What is needed:
Please pull out every line in the items below that contains the string "data". Case counts.

>>

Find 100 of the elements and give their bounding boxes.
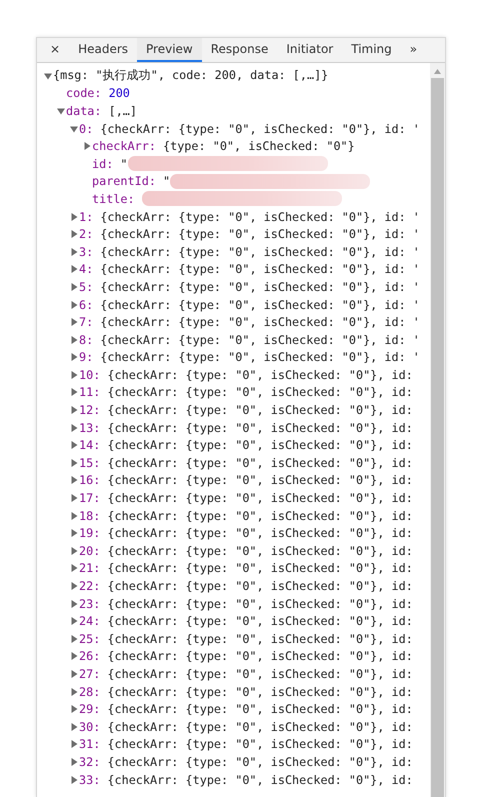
- expand-icon[interactable]: [70, 458, 78, 467]
- expand-icon[interactable]: [70, 705, 78, 714]
- property-value: {checkArr: {type: "0", isChecked: "0"}, id: ': [100, 210, 420, 224]
- property-key: 21:: [79, 561, 100, 576]
- expand-icon[interactable]: [70, 441, 78, 450]
- tab[interactable]: Initiator: [277, 38, 342, 62]
- expand-icon[interactable]: [70, 564, 78, 572]
- property-key: 13:: [79, 420, 100, 435]
- expand-icon[interactable]: [70, 230, 78, 238]
- tab[interactable]: Response: [202, 38, 278, 62]
- property-key: 18:: [79, 508, 100, 523]
- expand-icon[interactable]: [70, 248, 78, 256]
- property-value: {checkArr: {type: "0", isChecked: "0"}, id:: [107, 473, 413, 488]
- expand-icon[interactable]: [70, 722, 78, 731]
- property-value: {checkArr: {type: "0", isChecked: "0"}, id:: [107, 368, 413, 382]
- scrollbar[interactable]: [430, 63, 445, 797]
- expand-icon[interactable]: [70, 512, 78, 520]
- property-value: ": [163, 174, 170, 188]
- more-tabs-button[interactable]: »: [400, 38, 426, 62]
- property-key: 20:: [79, 544, 100, 558]
- property-key: 28:: [79, 684, 100, 699]
- property-value: {checkArr: {type: "0", isChecked: "0"}, id:: [107, 526, 413, 540]
- property-value: {checkArr: {type: "0", isChecked: "0"}, id:: [107, 508, 413, 523]
- expand-icon[interactable]: [70, 406, 78, 414]
- expand-icon[interactable]: [70, 582, 78, 590]
- property-value: ": [120, 156, 128, 171]
- expand-icon[interactable]: [70, 265, 78, 274]
- expand-icon[interactable]: [70, 476, 78, 484]
- property-key: 16:: [79, 473, 100, 488]
- property-key: 29:: [79, 702, 100, 716]
- expand-icon[interactable]: [70, 776, 78, 784]
- property-value: {checkArr: {type: "0", isChecked: "0"}, id:: [107, 385, 413, 400]
- expand-icon[interactable]: [70, 600, 78, 608]
- property-key: checkArr:: [92, 139, 156, 154]
- expand-icon[interactable]: [83, 142, 91, 150]
- property-value: {checkArr: {type: "0", isChecked: "0"}, id:: [107, 403, 413, 418]
- property-key: 1:: [79, 210, 94, 224]
- expand-icon[interactable]: [70, 546, 78, 555]
- property-key: 6:: [79, 298, 94, 312]
- property-key: 23:: [79, 596, 100, 611]
- expand-icon[interactable]: [70, 617, 78, 626]
- scrollbar-thumb[interactable]: [431, 78, 444, 797]
- expand-icon[interactable]: [70, 300, 78, 309]
- tab[interactable]: Preview: [137, 38, 202, 62]
- property-key: 32:: [79, 754, 100, 769]
- expand-icon[interactable]: [70, 758, 78, 766]
- property-key: 15:: [79, 456, 100, 470]
- property-value: {checkArr: {type: "0", isChecked: "0"}, id: ': [100, 244, 420, 259]
- expand-icon[interactable]: [70, 282, 78, 291]
- property-value: {checkArr: {type: "0", isChecked: "0"}, id:: [107, 632, 413, 646]
- property-key: 22:: [79, 579, 100, 594]
- property-key: parentId:: [92, 174, 156, 188]
- property-key: 33:: [79, 772, 100, 787]
- collapse-icon[interactable]: [70, 124, 78, 133]
- property-key: 17:: [79, 491, 100, 506]
- property-value: {checkArr: {type: "0", isChecked: "0"}, id:: [107, 684, 413, 699]
- property-value: {checkArr: {type: "0", isChecked: "0"}, id: ': [100, 262, 420, 276]
- close-button[interactable]: ×: [41, 38, 70, 62]
- property-key: 2:: [79, 227, 94, 242]
- expand-icon[interactable]: [70, 740, 78, 748]
- property-key: data:: [66, 104, 102, 118]
- property-value: {checkArr: {type: "0", isChecked: "0"}, id:: [107, 438, 413, 452]
- property-key: 0:: [79, 122, 94, 136]
- expand-icon[interactable]: [70, 634, 78, 643]
- expand-icon[interactable]: [70, 529, 78, 538]
- expand-icon[interactable]: [70, 494, 78, 502]
- property-key: 4:: [79, 262, 94, 276]
- expand-icon[interactable]: [70, 318, 78, 326]
- expand-icon[interactable]: [70, 652, 78, 660]
- property-key: 11:: [79, 385, 100, 400]
- property-key: 30:: [79, 720, 100, 734]
- property-key: 5:: [79, 280, 94, 294]
- property-value: {checkArr: {type: "0", isChecked: "0"}, id:: [107, 720, 413, 734]
- tab[interactable]: Timing: [342, 38, 401, 62]
- property-value: {checkArr: {type: "0", isChecked: "0"}, id: ': [100, 350, 420, 364]
- expand-icon[interactable]: [70, 370, 78, 379]
- property-value: {checkArr: {type: "0", isChecked: "0"}, id:: [107, 702, 413, 716]
- property-value: {checkArr: {type: "0", isChecked: "0"}, id: ': [100, 227, 420, 242]
- expand-icon[interactable]: [70, 670, 78, 678]
- collapse-icon[interactable]: [57, 106, 65, 115]
- property-value: {checkArr: {type: "0", isChecked: "0"}, id:: [107, 561, 413, 576]
- expand-icon[interactable]: [70, 424, 78, 432]
- expand-icon[interactable]: [70, 212, 78, 221]
- property-key: id:: [92, 156, 114, 171]
- property-value: {checkArr: {type: "0", isChecked: "0"}, id:: [107, 754, 413, 769]
- property-value: {checkArr: {type: "0", isChecked: "0"}, id: ': [100, 298, 420, 312]
- property-key: 25:: [79, 632, 100, 646]
- property-value: {checkArr: {type: "0", isChecked: "0"}, id: ': [100, 280, 420, 294]
- property-value: {checkArr: {type: "0", isChecked: "0"}, id:: [107, 649, 413, 664]
- property-key: 3:: [79, 244, 94, 259]
- property-key: 24:: [79, 614, 100, 628]
- expand-icon[interactable]: [70, 388, 78, 396]
- tab[interactable]: Headers: [69, 38, 138, 62]
- expand-icon[interactable]: [70, 336, 78, 344]
- property-value: {msg: "执行成功", code: 200, data: [,…]}: [53, 68, 328, 84]
- property-key: code:: [66, 86, 102, 100]
- collapse-icon[interactable]: [44, 72, 52, 80]
- expand-icon[interactable]: [70, 688, 78, 696]
- property-value: [,…]: [108, 104, 138, 118]
- expand-icon[interactable]: [70, 353, 78, 362]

<<

Result for this exercise:
- property-key: data:: [66, 104, 102, 118]
- property-value: {msg: "执行成功", code: 200, data: [,…]}: [53, 68, 328, 84]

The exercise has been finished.